▸ **OBJECTIVE**: In the data that follows, count each line holding the string "this"; answer with the number only.

# start of SOURCE MATERIAL

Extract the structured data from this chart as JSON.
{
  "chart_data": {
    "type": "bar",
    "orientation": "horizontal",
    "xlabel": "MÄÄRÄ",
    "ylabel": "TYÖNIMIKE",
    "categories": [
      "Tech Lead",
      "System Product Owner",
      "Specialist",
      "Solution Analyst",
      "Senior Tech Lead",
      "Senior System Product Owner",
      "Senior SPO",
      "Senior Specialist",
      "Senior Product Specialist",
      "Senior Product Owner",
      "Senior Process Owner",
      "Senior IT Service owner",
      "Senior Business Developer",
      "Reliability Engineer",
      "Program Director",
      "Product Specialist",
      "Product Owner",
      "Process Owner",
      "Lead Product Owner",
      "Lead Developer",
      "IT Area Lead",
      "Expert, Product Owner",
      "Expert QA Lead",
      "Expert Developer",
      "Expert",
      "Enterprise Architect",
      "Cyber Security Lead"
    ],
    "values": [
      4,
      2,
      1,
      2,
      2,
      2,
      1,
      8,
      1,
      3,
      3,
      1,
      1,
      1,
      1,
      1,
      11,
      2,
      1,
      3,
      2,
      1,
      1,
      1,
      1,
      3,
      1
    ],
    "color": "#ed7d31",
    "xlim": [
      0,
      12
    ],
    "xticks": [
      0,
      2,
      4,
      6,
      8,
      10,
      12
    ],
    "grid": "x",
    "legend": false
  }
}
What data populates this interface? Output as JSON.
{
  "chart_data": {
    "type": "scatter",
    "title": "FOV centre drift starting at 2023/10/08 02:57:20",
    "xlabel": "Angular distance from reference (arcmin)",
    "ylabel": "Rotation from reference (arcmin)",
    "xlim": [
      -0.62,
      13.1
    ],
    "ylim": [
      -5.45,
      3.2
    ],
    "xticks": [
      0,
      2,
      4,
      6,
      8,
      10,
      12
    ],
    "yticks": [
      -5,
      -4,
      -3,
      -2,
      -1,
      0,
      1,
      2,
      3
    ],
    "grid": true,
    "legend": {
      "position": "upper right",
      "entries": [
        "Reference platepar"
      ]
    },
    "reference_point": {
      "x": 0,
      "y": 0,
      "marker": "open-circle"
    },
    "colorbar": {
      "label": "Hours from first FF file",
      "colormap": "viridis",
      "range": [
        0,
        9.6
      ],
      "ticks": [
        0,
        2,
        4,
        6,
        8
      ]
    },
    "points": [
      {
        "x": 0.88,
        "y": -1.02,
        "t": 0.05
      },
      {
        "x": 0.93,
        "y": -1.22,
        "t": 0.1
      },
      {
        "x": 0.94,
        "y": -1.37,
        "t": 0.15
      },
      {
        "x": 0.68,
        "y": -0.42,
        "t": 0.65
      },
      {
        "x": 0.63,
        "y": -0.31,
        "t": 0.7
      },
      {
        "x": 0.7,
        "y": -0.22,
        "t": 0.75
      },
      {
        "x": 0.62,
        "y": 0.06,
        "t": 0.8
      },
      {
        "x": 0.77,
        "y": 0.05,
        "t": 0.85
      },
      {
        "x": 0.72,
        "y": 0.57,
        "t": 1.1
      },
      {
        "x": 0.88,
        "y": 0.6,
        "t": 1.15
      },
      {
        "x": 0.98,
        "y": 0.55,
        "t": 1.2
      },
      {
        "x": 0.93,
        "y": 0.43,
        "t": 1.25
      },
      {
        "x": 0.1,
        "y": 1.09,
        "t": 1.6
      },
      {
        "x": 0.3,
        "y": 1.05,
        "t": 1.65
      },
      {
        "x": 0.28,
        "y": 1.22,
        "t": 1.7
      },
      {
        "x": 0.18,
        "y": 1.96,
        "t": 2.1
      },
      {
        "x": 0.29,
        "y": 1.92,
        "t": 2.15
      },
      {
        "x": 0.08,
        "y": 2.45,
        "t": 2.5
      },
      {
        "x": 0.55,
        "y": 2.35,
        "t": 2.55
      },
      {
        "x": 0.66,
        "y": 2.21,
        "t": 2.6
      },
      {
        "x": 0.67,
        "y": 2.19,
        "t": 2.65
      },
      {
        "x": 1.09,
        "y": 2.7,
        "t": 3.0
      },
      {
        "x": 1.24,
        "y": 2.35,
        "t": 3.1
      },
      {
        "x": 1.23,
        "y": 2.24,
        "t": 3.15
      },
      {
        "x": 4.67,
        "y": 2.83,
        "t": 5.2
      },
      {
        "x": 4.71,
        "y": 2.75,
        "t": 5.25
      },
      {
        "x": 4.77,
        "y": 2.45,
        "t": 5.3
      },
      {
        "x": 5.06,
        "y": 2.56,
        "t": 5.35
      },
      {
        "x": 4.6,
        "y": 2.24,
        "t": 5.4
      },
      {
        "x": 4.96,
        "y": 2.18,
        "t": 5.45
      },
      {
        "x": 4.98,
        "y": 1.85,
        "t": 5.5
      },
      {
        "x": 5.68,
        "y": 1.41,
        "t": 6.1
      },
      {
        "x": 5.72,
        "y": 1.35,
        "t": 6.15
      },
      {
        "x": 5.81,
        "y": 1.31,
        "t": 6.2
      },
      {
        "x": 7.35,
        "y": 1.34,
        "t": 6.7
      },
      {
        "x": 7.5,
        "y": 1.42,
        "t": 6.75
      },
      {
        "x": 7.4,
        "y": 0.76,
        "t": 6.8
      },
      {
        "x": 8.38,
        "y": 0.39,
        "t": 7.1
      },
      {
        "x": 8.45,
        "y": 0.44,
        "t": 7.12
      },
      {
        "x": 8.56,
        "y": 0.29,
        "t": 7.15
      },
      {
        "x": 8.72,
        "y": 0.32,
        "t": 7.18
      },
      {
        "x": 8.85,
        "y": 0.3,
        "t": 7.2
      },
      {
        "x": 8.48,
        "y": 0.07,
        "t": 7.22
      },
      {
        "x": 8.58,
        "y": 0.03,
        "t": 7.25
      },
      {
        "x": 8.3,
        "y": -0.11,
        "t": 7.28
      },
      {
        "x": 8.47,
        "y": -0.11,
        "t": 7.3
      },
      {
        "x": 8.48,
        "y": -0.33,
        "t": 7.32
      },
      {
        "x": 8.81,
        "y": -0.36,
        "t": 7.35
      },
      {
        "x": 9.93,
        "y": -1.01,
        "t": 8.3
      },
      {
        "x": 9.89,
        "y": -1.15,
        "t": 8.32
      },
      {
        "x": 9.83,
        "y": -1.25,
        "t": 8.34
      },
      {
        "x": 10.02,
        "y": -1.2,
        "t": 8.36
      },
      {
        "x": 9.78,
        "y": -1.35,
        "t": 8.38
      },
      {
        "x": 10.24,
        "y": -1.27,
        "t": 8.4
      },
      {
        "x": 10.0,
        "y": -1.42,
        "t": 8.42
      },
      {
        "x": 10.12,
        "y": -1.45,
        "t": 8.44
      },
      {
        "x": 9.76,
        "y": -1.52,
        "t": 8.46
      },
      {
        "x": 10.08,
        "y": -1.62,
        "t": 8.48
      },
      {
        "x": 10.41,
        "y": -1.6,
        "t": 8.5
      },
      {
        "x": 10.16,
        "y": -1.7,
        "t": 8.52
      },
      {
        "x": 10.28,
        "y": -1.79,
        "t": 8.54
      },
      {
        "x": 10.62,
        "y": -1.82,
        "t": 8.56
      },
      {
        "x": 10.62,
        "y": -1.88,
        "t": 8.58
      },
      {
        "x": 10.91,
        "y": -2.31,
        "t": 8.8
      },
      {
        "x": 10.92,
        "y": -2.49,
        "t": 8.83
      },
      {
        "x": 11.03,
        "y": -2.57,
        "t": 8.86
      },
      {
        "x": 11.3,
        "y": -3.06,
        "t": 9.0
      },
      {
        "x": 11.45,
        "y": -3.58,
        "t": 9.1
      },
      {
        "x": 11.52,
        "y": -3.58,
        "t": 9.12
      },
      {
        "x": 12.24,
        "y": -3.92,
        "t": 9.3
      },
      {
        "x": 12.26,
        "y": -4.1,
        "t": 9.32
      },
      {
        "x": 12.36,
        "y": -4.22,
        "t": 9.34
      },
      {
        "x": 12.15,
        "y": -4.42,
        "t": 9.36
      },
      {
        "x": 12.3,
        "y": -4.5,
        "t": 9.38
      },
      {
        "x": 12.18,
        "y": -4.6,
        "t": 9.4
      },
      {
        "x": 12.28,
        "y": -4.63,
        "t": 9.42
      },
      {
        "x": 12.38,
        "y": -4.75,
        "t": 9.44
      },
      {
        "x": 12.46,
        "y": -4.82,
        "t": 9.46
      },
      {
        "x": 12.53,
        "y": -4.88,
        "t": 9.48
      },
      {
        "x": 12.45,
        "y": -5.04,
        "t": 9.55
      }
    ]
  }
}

# end of SOURCE MATERIAL

▸ **EXPECTED ANSWER**: 2